A block of data
-------------------------

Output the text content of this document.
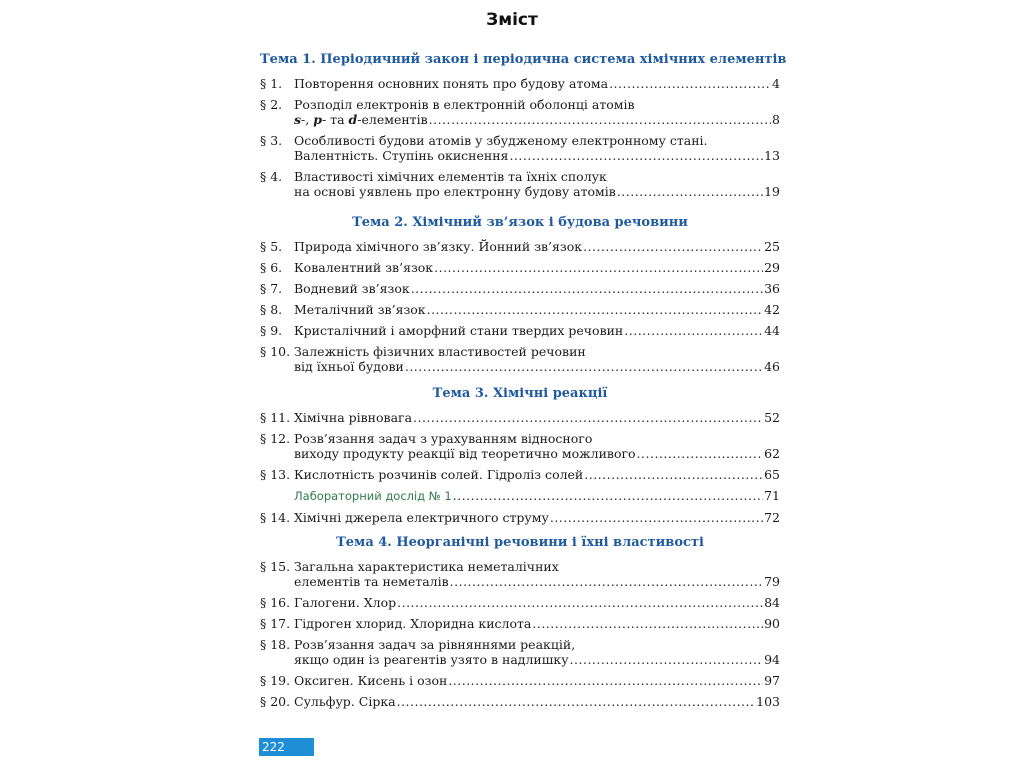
Зміст
Тема 1. Періодичний закон і періодична система хімічних елементів
§ 1. Повторення основних понять про будову атома .....	4
§ 2. Розподіл електронів в електронній оболонці атомів
s-, p- та d -елементів .....	8
§ 3. Особливості будови атомів у збудженому електронному стані.
Валентність. Ступінь окиснення .....	13
§ 4. Властивості хімічних елементів та їхніх сполук
на основі уявлень про електронну будову атомів .....	19
Тема 2. Хімічний зв’язок і будова речовини
§ 5. Природа хімічного зв’язку. Йонний зв’язок .....	25
§ 6. Ковалентний зв’язок .....	29
§ 7. Водневий зв’язок .....	36
§ 8. Металічний зв’язок .....	42
§ 9. Кристалічний і аморфний стани твердих речовин .....	44
§ 10. Залежність фізичних властивостей речовин
від їхньої будови .....	46
Тема 3. Хімічні реакції
§ 11. Хімічна рівновага .....	52
§ 12. Розв’язання задач з урахуванням відносного
виходу продукту реакції від теоретично можливого .....	62
§ 13. Кислотність розчинів солей. Гідроліз солей .....	65
Лабораторний дослід № 1 .....	71
§ 14. Хімічні джерела електричного струму .....	72
Тема 4. Неорганічні речовини і їхні властивості
§ 15. Загальна характеристика неметалічних
елементів та неметалів .....	79
§ 16. Галогени. Хлор .....	84
§ 17. Гідроген хлорид. Хлоридна кислота .....	90
§ 18. Розв’язання задач за рівняннями реакцій,
якщо один із реагентів узято в надлишку .....	94
§ 19. Оксиген. Кисень і озон .....	97
§ 20. Сульфур. Сірка .....	103
222
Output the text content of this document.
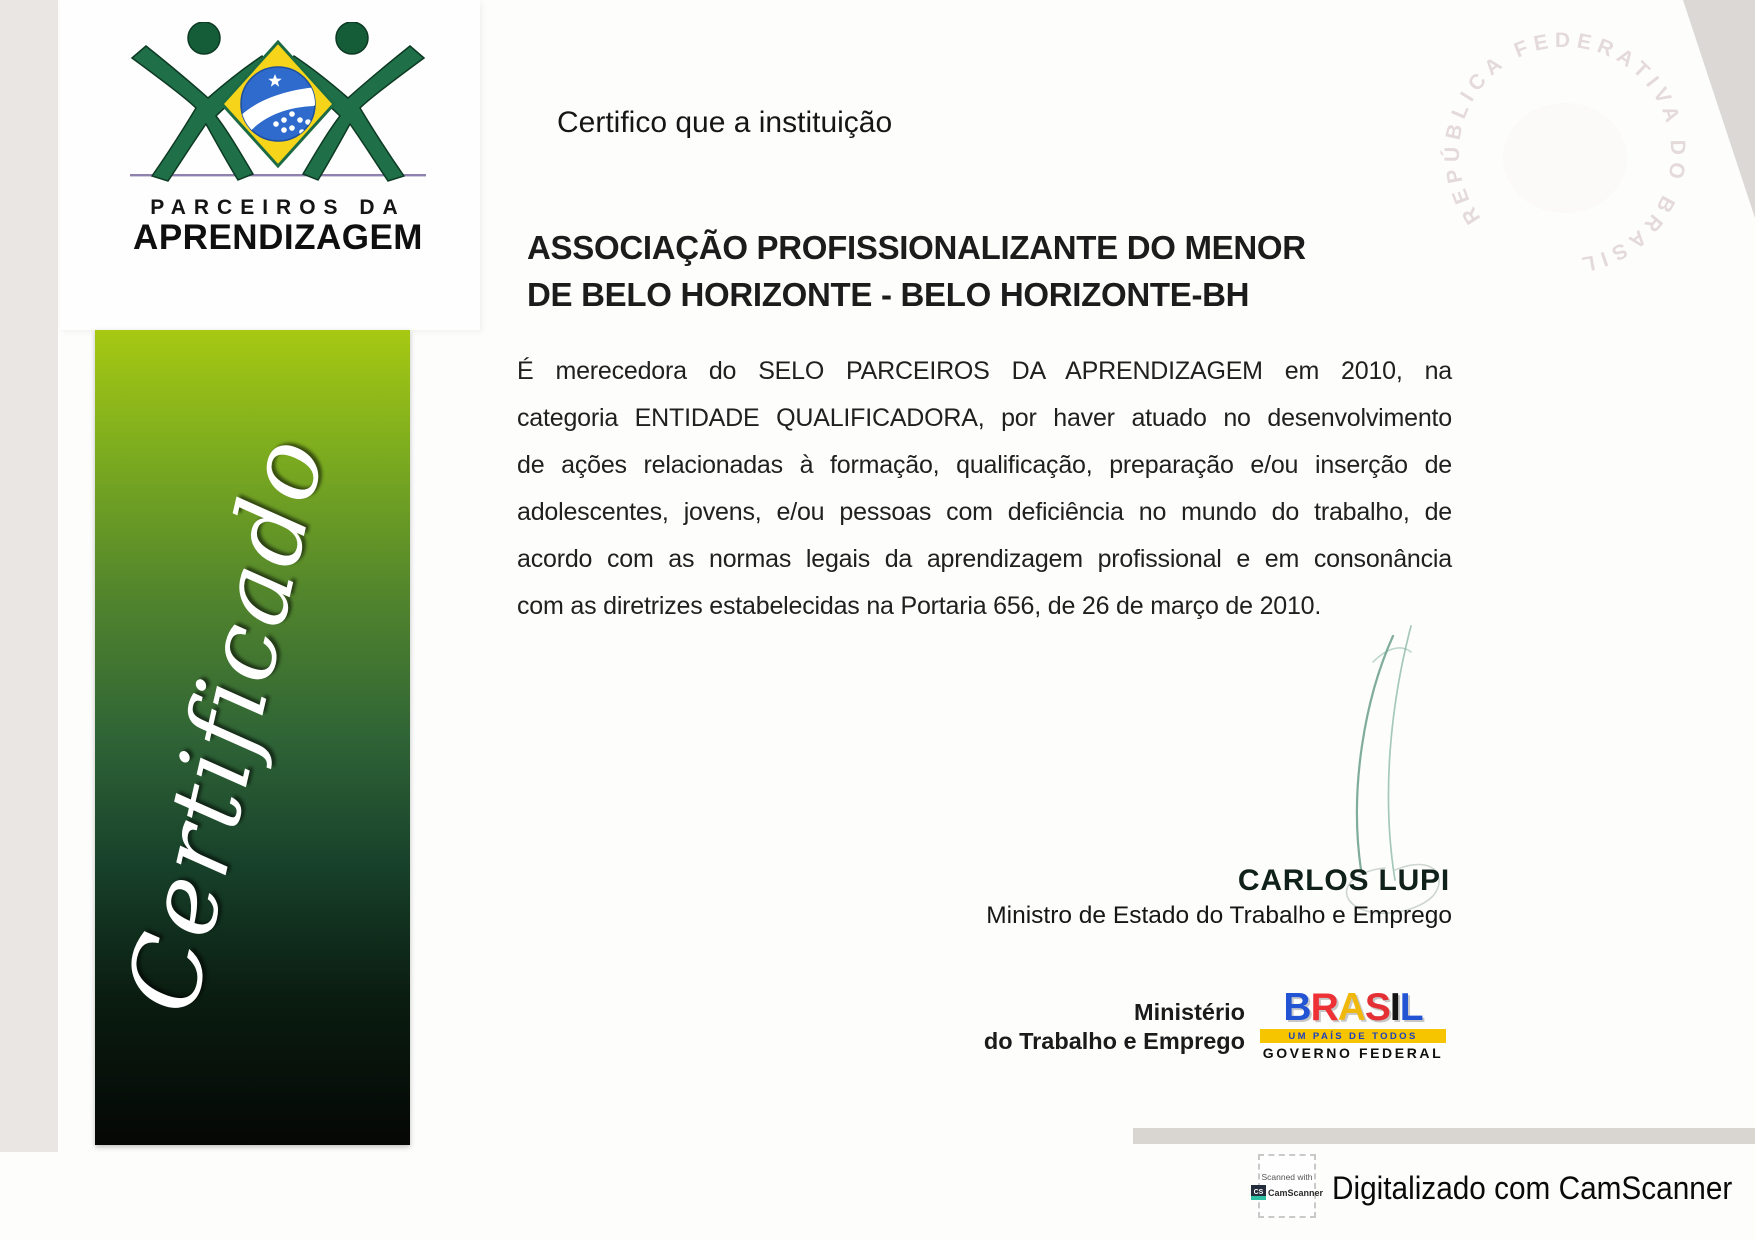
PARCEIROS DA
APRENDIZAGEM
Certificado
REPÚBLICA FEDERATIVA DO BRASIL
Certifico que a instituição
ASSOCIAÇÃO PROFISSIONALIZANTE DO MENOR
DE BELO HORIZONTE - BELO HORIZONTE-BH
É merecedora do SELO PARCEIROS DA APRENDIZAGEM em 2010, na
categoria ENTIDADE QUALIFICADORA, por haver atuado no desenvolvimento
de ações relacionadas à formação, qualificação, preparação e/ou inserção de
adolescentes, jovens, e/ou pessoas com deficiência no mundo do trabalho, de
acordo com as normas legais da aprendizagem profissional e em consonância
com as diretrizes estabelecidas na Portaria 656, de 26 de março de 2010.
CARLOS LUPI
Ministro de Estado do Trabalho e Emprego
Ministério
do Trabalho e Emprego
BRASIL
UM PAÍS DE TODOS
GOVERNO FEDERAL
Scanned with
CS CamScanner Digitalizado com CamScanner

-------------------------

Copy all the lines above that hold the string "атомів".

§ 2. Розподіл електронів в електронній оболонці атомів
§ 3. Особливості будови атомів у збудженому електронному стані.
на основі уявлень про електронну будову атомів .....	19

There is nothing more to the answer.